• **Exercise prompt**: Convert the lines below into a JSON list of strings, with one string per line and blank lines omitted.

• **Data for the task**:
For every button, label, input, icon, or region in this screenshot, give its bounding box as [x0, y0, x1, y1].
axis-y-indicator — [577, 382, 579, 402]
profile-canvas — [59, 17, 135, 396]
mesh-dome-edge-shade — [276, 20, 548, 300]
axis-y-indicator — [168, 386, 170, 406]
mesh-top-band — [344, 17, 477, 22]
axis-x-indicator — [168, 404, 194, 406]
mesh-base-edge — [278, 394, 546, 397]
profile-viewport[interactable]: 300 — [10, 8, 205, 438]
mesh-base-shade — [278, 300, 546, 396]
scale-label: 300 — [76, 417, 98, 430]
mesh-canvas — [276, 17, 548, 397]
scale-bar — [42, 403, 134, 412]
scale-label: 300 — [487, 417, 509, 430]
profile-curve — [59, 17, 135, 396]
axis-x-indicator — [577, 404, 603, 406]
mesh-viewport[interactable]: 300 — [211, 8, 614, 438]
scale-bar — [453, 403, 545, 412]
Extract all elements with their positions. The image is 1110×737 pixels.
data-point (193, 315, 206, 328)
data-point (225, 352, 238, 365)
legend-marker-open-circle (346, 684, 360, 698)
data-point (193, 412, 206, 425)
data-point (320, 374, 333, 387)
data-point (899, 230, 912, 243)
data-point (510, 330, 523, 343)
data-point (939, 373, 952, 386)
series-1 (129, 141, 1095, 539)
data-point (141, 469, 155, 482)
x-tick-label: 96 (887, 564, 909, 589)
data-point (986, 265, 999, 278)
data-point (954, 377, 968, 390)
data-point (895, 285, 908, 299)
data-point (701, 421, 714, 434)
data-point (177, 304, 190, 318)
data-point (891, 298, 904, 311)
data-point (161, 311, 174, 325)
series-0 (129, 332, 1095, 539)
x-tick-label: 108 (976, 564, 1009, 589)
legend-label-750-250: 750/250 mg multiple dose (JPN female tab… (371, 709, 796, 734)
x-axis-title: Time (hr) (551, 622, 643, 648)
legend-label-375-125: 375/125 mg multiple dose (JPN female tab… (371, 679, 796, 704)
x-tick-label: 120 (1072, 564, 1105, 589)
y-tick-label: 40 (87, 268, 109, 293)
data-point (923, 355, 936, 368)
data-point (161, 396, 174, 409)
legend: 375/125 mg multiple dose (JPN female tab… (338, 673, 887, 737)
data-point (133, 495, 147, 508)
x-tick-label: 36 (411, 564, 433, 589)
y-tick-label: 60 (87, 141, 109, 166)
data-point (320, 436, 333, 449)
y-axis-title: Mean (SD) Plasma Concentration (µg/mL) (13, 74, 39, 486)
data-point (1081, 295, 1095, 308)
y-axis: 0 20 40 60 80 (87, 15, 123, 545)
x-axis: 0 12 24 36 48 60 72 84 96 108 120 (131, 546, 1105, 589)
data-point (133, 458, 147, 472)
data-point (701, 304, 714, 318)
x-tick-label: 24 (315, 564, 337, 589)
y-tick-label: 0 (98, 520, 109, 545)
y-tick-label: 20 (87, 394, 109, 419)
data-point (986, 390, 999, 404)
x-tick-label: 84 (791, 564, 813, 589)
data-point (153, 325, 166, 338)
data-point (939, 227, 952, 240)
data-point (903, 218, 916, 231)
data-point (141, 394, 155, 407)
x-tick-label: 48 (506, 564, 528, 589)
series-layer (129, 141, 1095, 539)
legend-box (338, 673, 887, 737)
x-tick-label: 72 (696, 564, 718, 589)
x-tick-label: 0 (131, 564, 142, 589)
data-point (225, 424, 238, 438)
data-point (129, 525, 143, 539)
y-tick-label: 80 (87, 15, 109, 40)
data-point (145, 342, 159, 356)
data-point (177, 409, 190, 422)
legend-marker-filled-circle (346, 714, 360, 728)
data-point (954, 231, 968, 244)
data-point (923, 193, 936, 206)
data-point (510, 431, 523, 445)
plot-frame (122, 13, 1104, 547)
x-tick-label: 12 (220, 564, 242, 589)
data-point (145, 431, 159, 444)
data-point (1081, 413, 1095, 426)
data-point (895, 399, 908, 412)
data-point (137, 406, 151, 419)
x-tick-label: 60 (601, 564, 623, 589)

• **Result below**:
[
  "For every button, label, input, icon, or region in this screenshot, give its bounding box as [x0, y0, x1, y1].",
  "axis-y-indicator — [577, 382, 579, 402]",
  "profile-canvas — [59, 17, 135, 396]",
  "mesh-dome-edge-shade — [276, 20, 548, 300]",
  "axis-y-indicator — [168, 386, 170, 406]",
  "mesh-top-band — [344, 17, 477, 22]",
  "axis-x-indicator — [168, 404, 194, 406]",
  "mesh-base-edge — [278, 394, 546, 397]",
  "profile-viewport[interactable]: 300 — [10, 8, 205, 438]",
  "mesh-base-shade — [278, 300, 546, 396]",
  "scale-label: 300 — [76, 417, 98, 430]",
  "mesh-canvas — [276, 17, 548, 397]",
  "scale-bar — [42, 403, 134, 412]",
  "scale-label: 300 — [487, 417, 509, 430]",
  "profile-curve — [59, 17, 135, 396]",
  "axis-x-indicator — [577, 404, 603, 406]",
  "mesh-viewport[interactable]: 300 — [211, 8, 614, 438]",
  "scale-bar — [453, 403, 545, 412]",
  "Extract all elements with their positions. The image is 1110×737 pixels.",
  "data-point (193, 315, 206, 328)",
  "data-point (225, 352, 238, 365)",
  "legend-marker-open-circle (346, 684, 360, 698)",
  "data-point (193, 412, 206, 425)",
  "data-point (320, 374, 333, 387)",
  "data-point (899, 230, 912, 243)",
  "data-point (510, 330, 523, 343)",
  "data-point (939, 373, 952, 386)",
  "series-1 (129, 141, 1095, 539)",
  "data-point (141, 469, 155, 482)",
  "x-tick-label: 96 (887, 564, 909, 589)",
  "data-point (986, 265, 999, 278)",
  "data-point (954, 377, 968, 390)",
  "data-point (895, 285, 908, 299)",
  "data-point (701, 421, 714, 434)",
  "data-point (177, 304, 190, 318)",
  "data-point (891, 298, 904, 311)",
  "data-point (161, 311, 174, 325)",
  "series-0 (129, 332, 1095, 539)",
  "x-tick-label: 108 (976, 564, 1009, 589)",
  "legend-label-750-250: 750/250 mg multiple dose (JPN female tab… (371, 709, 796, 734)",
  "x-axis-title: Time (hr) (551, 622, 643, 648)",
  "legend-label-375-125: 375/125 mg multiple dose (JPN female tab… (371, 679, 796, 704)",
  "x-tick-label: 120 (1072, 564, 1105, 589)",
  "y-tick-label: 40 (87, 268, 109, 293)",
  "data-point (923, 355, 936, 368)",
  "data-point (161, 396, 174, 409)",
  "legend: 375/125 mg multiple dose (JPN female tab… (338, 673, 887, 737)",
  "data-point (133, 495, 147, 508)",
  "x-tick-label: 36 (411, 564, 433, 589)",
  "y-tick-label: 60 (87, 141, 109, 166)",
  "data-point (320, 436, 333, 449)",
  "y-axis-title: Mean (SD) Plasma Concentration (µg/mL) (13, 74, 39, 486)",
  "data-point (1081, 295, 1095, 308)",
  "y-axis: 0 20 40 60 80 (87, 15, 123, 545)",
  "x-axis: 0 12 24 36 48 60 72 84 96 108 120 (131, 546, 1105, 589)",
  "data-point (133, 458, 147, 472)",
  "data-point (701, 304, 714, 318)",
  "x-tick-label: 24 (315, 564, 337, 589)",
  "y-tick-label: 0 (98, 520, 109, 545)",
  "y-tick-label: 20 (87, 394, 109, 419)",
  "data-point (986, 390, 999, 404)",
  "x-tick-label: 84 (791, 564, 813, 589)",
  "data-point (153, 325, 166, 338)",
  "data-point (939, 227, 952, 240)",
  "data-point (903, 218, 916, 231)",
  "data-point (141, 394, 155, 407)",
  "x-tick-label: 48 (506, 564, 528, 589)",
  "series-layer (129, 141, 1095, 539)",
  "legend-box (338, 673, 887, 737)",
  "x-tick-label: 72 (696, 564, 718, 589)",
  "x-tick-label: 0 (131, 564, 142, 589)",
  "data-point (225, 424, 238, 438)",
  "data-point (129, 525, 143, 539)",
  "y-tick-label: 80 (87, 15, 109, 40)",
  "data-point (145, 342, 159, 356)",
  "data-point (177, 409, 190, 422)",
  "legend-marker-filled-circle (346, 714, 360, 728)",
  "data-point (954, 231, 968, 244)",
  "data-point (923, 193, 936, 206)",
  "data-point (510, 431, 523, 445)",
  "plot-frame (122, 13, 1104, 547)",
  "x-tick-label: 12 (220, 564, 242, 589)",
  "data-point (145, 431, 159, 444)",
  "data-point (1081, 413, 1095, 426)",
  "data-point (895, 399, 908, 412)",
  "data-point (137, 406, 151, 419)",
  "x-tick-label: 60 (601, 564, 623, 589)"
]